## [Exercise prompt]
In the listing below, which lines contain the string "Maxime"? Copy them all.

## [Working data]
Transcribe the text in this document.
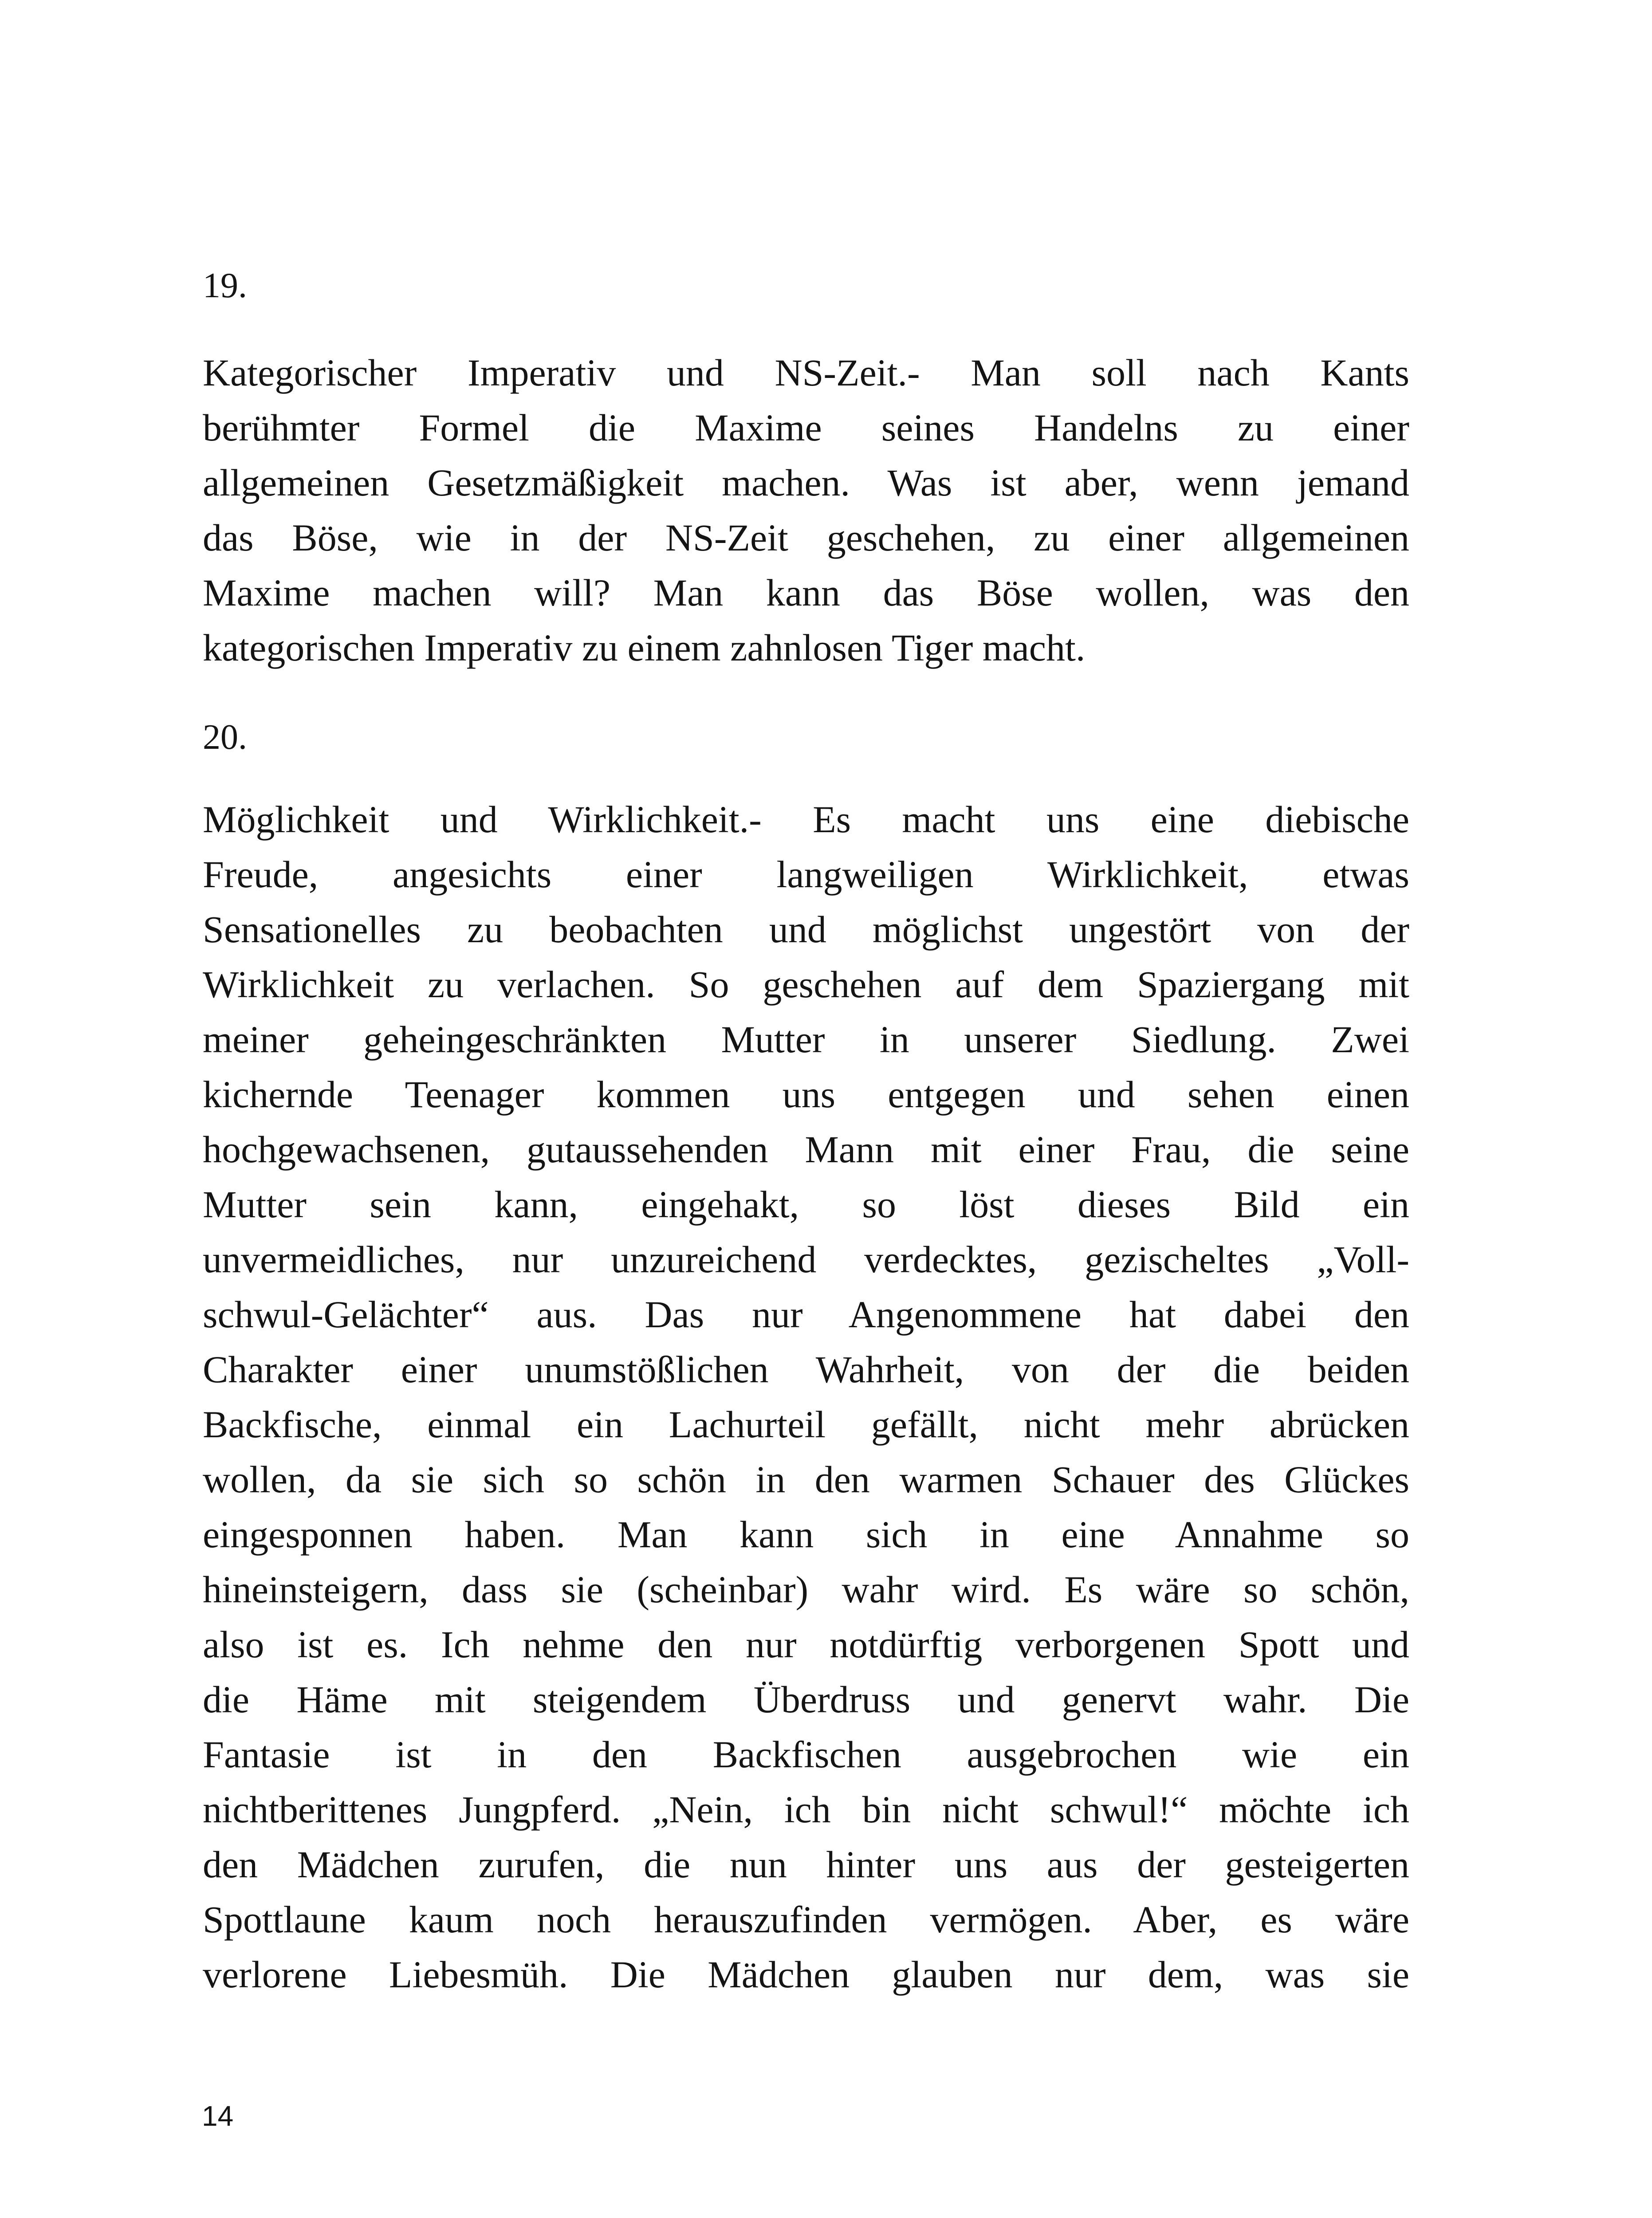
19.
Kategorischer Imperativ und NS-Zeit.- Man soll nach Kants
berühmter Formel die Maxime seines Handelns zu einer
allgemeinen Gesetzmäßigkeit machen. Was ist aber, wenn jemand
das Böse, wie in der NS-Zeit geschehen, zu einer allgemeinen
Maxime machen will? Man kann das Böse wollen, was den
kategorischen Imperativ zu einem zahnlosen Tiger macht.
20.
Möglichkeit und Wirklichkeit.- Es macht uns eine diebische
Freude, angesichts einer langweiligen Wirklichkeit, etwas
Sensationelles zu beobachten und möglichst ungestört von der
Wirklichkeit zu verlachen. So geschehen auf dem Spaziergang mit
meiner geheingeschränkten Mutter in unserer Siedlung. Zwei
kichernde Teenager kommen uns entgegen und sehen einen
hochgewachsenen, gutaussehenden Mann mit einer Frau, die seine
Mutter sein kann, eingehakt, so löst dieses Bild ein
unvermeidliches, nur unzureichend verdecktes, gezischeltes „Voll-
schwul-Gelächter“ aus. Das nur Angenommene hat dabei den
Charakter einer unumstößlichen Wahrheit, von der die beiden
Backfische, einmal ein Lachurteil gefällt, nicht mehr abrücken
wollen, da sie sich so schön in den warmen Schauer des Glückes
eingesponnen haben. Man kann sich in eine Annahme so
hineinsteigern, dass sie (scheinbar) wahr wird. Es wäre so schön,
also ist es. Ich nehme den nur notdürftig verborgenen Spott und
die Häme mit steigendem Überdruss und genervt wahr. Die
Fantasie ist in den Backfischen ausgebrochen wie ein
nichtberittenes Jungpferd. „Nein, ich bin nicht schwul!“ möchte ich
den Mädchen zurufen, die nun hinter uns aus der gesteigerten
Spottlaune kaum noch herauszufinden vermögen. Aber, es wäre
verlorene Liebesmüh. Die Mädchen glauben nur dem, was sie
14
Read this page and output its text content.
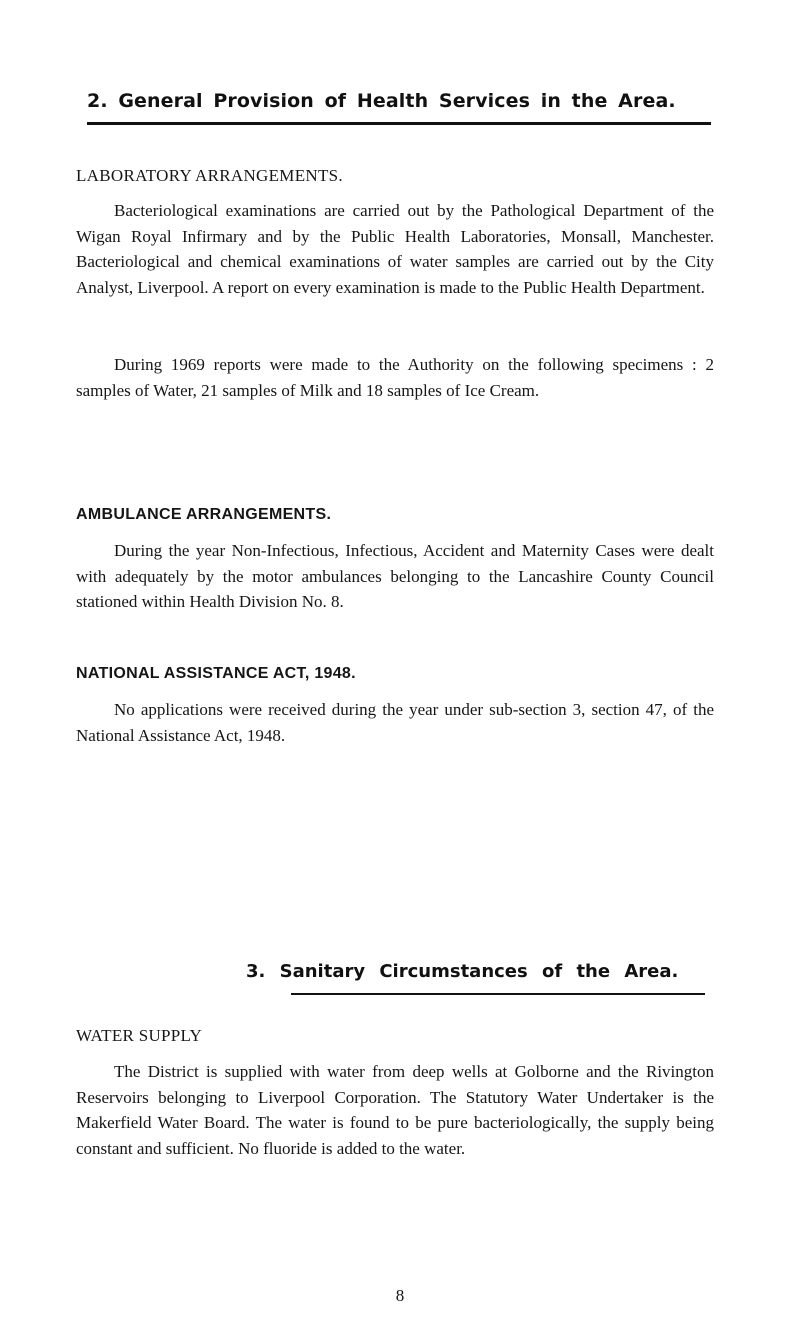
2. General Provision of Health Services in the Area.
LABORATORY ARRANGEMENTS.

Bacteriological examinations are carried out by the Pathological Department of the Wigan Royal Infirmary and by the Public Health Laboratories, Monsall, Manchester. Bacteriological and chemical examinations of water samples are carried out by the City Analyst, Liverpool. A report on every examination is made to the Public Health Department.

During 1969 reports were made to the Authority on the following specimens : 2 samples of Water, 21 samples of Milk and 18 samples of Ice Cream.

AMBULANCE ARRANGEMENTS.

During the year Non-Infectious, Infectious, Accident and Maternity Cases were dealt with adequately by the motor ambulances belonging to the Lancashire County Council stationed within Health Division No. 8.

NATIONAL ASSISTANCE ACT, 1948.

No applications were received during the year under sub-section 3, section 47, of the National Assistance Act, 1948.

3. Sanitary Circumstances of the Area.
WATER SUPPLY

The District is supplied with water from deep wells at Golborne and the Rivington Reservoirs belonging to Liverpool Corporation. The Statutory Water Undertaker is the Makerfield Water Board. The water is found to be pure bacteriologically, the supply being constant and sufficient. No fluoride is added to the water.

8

## [Task output]
berühmter Formel die Maxime seines Handelns zu einer
Maxime machen will? Man kann das Böse wollen, was den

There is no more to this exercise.